Figure dataset records
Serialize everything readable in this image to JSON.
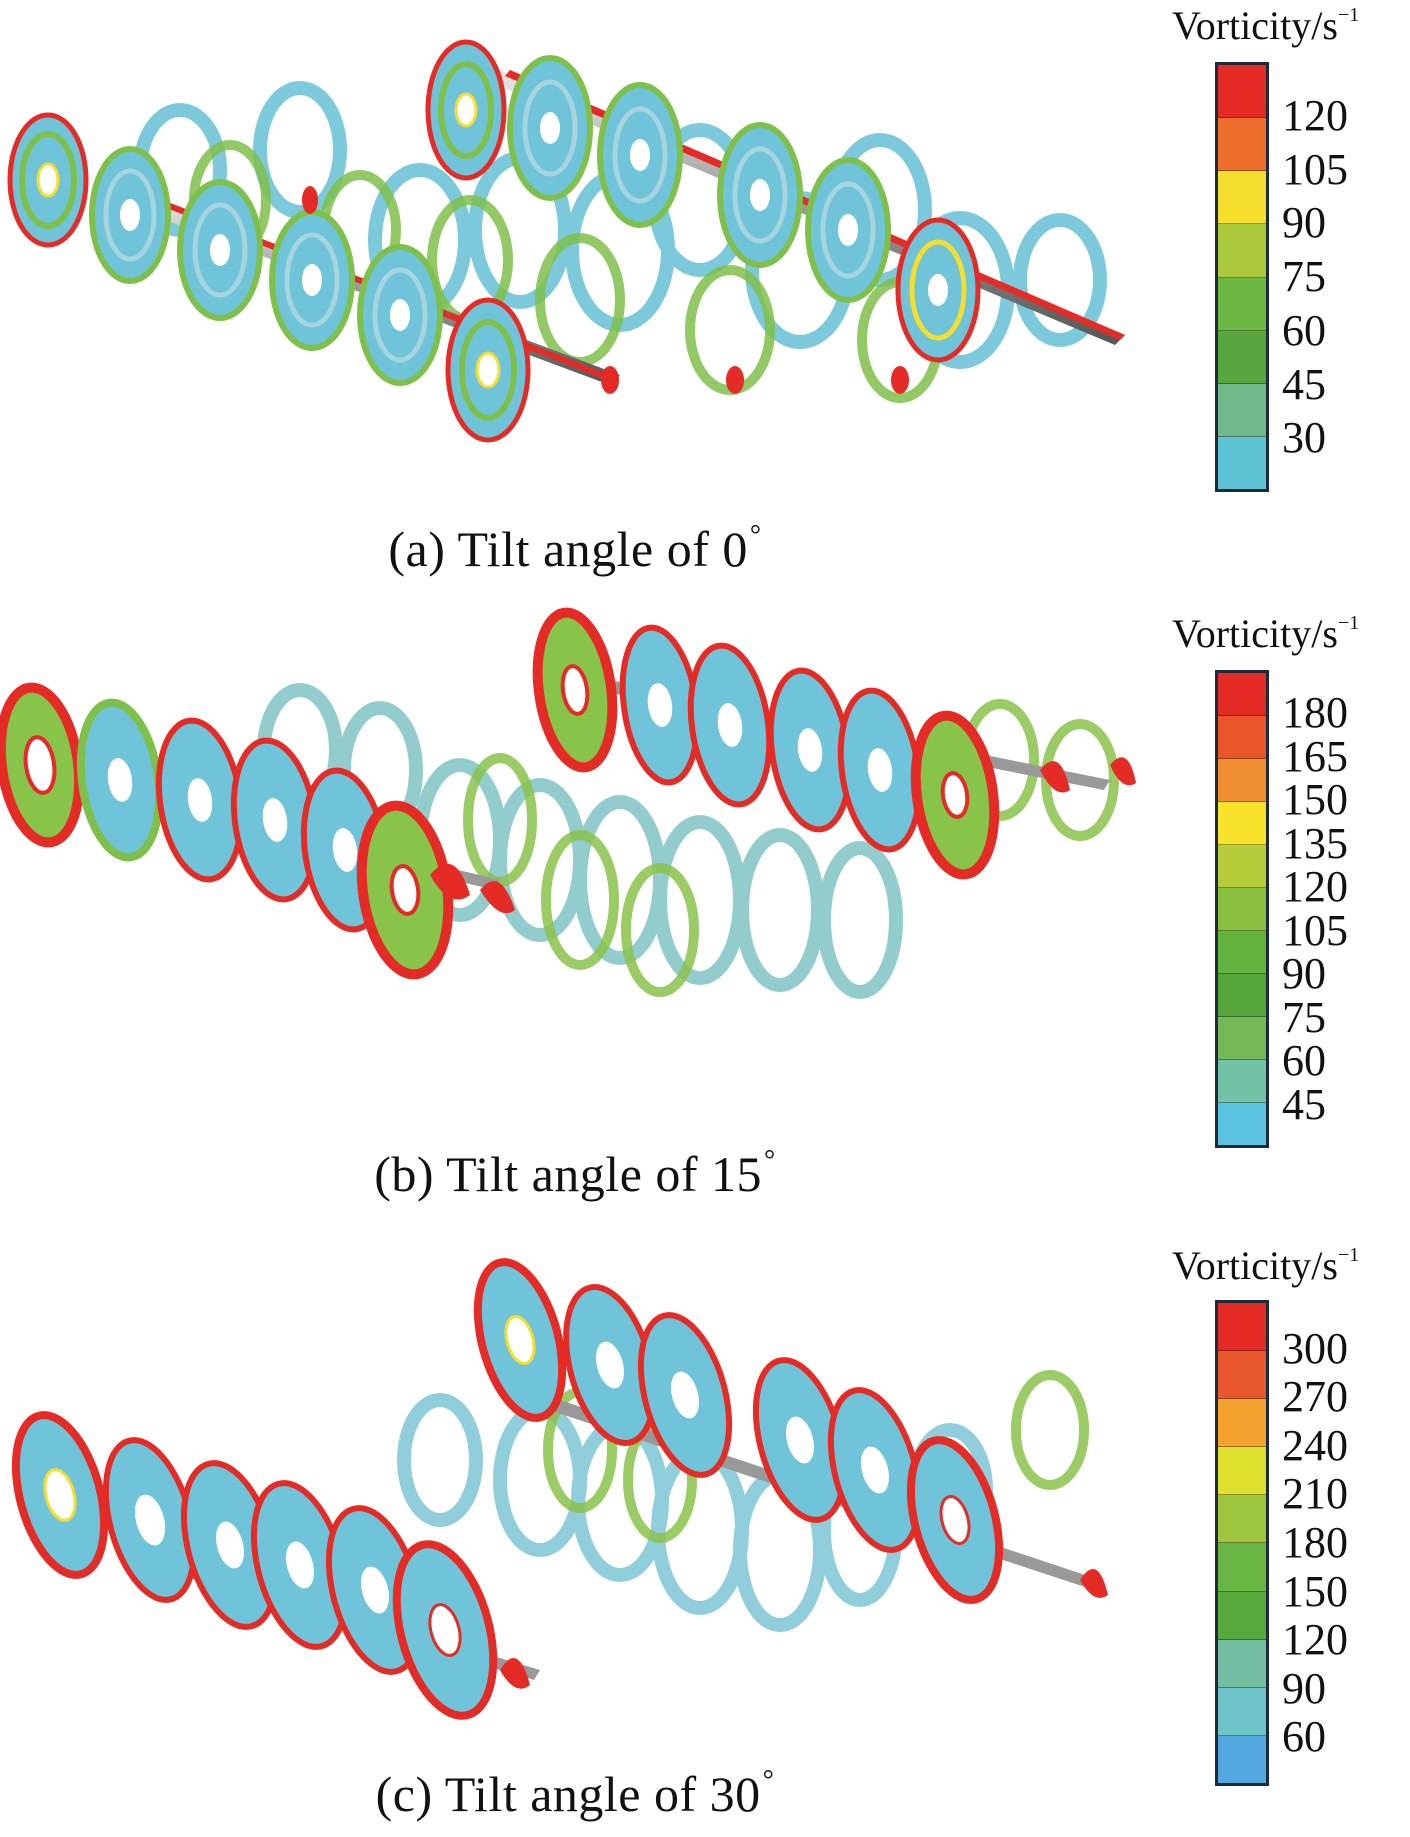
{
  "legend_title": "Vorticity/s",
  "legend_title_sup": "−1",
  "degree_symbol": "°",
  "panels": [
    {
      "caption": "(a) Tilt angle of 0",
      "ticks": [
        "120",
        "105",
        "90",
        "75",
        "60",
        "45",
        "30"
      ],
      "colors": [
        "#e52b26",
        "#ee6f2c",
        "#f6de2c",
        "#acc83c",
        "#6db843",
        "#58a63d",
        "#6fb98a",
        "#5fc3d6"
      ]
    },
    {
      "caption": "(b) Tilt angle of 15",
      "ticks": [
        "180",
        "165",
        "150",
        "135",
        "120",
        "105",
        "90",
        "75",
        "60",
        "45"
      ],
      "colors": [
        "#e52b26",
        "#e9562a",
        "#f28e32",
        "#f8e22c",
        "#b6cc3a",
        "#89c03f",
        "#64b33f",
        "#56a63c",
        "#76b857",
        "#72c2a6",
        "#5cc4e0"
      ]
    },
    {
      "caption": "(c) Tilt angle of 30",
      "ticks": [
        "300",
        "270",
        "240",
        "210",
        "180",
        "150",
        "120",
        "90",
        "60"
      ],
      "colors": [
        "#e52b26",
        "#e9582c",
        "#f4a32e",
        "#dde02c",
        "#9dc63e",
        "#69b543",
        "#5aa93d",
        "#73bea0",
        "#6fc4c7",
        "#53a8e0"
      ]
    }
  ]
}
--
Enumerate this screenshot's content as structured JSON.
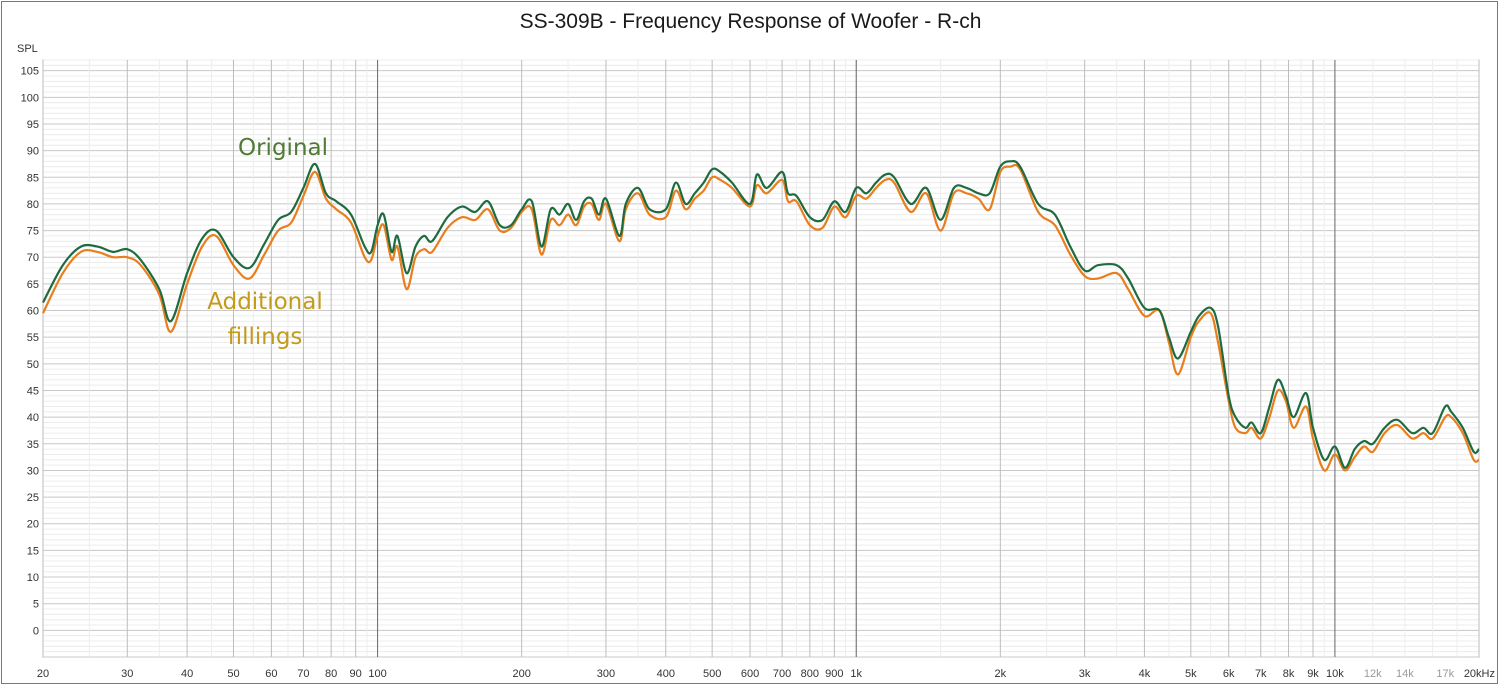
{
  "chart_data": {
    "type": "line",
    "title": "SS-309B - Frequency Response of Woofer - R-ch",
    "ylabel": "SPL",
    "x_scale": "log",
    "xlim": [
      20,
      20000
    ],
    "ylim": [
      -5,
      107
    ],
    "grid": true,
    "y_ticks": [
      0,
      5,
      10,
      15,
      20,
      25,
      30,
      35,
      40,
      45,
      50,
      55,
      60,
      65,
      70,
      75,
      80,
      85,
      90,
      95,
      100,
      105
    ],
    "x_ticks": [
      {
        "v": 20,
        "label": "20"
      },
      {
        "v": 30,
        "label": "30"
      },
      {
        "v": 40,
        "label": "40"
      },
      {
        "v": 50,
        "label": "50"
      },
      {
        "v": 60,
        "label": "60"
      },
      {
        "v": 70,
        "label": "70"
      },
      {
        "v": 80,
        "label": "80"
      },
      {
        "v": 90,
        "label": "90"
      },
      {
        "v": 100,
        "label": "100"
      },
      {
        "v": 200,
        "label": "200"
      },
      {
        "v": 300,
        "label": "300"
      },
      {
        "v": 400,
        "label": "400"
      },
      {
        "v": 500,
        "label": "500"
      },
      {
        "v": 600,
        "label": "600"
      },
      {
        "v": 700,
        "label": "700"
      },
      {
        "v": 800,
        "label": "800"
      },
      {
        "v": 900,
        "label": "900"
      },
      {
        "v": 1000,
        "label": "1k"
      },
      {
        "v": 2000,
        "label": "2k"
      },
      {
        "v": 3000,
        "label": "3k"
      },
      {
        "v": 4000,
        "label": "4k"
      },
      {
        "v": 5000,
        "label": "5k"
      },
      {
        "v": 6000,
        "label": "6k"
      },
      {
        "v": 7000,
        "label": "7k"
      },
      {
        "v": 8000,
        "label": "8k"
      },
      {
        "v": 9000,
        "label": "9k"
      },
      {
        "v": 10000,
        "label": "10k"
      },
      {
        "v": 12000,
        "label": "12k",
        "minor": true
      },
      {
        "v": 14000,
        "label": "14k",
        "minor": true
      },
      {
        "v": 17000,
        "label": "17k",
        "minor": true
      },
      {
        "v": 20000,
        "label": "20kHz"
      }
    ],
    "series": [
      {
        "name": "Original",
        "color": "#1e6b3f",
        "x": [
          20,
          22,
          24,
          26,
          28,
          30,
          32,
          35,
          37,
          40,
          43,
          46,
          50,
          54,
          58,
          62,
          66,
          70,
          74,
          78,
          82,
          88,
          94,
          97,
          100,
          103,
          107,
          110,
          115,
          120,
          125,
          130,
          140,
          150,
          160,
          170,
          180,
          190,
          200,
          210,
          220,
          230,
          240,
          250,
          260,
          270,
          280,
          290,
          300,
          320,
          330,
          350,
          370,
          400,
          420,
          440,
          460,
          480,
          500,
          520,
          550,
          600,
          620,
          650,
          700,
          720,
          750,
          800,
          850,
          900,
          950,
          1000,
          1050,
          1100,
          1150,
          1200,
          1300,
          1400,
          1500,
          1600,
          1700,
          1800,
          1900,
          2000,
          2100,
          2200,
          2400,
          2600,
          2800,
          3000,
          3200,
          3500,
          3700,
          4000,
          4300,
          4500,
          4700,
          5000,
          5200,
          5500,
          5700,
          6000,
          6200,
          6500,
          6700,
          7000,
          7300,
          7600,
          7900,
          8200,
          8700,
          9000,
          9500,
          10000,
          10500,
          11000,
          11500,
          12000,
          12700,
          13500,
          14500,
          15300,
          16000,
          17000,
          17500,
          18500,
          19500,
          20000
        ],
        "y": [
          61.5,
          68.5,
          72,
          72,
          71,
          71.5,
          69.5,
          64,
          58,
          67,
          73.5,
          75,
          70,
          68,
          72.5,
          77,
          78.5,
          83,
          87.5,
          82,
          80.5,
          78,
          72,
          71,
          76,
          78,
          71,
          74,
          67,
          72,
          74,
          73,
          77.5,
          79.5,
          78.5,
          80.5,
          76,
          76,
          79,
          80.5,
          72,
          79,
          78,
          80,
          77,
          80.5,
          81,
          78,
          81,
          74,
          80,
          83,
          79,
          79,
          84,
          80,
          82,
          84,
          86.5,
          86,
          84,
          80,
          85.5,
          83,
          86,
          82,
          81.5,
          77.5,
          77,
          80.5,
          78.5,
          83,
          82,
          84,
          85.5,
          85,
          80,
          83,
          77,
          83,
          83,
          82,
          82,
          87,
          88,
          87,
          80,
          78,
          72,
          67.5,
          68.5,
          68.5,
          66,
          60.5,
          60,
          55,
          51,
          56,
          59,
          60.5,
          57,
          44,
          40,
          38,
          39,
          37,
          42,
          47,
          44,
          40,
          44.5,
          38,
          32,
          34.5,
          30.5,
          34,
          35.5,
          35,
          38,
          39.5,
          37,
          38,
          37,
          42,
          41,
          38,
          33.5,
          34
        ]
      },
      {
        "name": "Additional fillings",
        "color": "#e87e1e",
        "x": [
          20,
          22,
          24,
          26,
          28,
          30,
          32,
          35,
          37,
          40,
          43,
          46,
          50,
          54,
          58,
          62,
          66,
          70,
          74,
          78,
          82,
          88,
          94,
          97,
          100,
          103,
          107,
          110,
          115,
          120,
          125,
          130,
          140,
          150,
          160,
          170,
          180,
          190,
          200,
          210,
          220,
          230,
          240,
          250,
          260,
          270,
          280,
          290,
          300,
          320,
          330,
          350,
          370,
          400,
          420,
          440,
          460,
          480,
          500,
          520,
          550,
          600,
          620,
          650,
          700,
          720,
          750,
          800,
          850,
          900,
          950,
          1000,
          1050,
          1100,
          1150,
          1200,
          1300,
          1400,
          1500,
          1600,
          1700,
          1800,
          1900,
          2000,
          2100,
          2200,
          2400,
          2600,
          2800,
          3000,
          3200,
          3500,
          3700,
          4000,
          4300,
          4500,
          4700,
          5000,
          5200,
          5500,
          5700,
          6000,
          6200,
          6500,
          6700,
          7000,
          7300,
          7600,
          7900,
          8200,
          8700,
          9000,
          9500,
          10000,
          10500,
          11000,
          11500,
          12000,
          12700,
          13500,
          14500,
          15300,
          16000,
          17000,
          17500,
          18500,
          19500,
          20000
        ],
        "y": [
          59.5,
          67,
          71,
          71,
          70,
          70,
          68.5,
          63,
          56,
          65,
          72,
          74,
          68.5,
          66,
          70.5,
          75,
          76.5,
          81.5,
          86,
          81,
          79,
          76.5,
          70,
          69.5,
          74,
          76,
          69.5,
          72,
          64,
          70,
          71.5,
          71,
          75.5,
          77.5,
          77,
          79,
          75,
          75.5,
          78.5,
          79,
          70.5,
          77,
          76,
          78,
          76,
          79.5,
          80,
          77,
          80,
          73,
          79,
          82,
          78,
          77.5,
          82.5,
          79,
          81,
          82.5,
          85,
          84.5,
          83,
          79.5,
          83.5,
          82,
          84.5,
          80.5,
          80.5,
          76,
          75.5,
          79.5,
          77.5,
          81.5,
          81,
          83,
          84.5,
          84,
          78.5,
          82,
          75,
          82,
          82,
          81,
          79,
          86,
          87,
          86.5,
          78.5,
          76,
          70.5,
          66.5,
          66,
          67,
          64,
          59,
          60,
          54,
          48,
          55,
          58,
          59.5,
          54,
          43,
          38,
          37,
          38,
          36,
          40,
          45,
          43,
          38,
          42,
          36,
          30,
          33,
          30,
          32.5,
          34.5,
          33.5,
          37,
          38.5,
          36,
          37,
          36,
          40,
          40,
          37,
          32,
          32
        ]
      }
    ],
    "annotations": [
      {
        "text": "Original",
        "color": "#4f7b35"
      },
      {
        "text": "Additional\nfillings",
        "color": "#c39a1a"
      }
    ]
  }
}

| TASK PROMPT |
From the records, copy every line that has the string "angle" in it.

| RESULT |
      "caption": "(a) Tilt angle of 0",
      "caption": "(b) Tilt angle of 15",
      "caption": "(c) Tilt angle of 30",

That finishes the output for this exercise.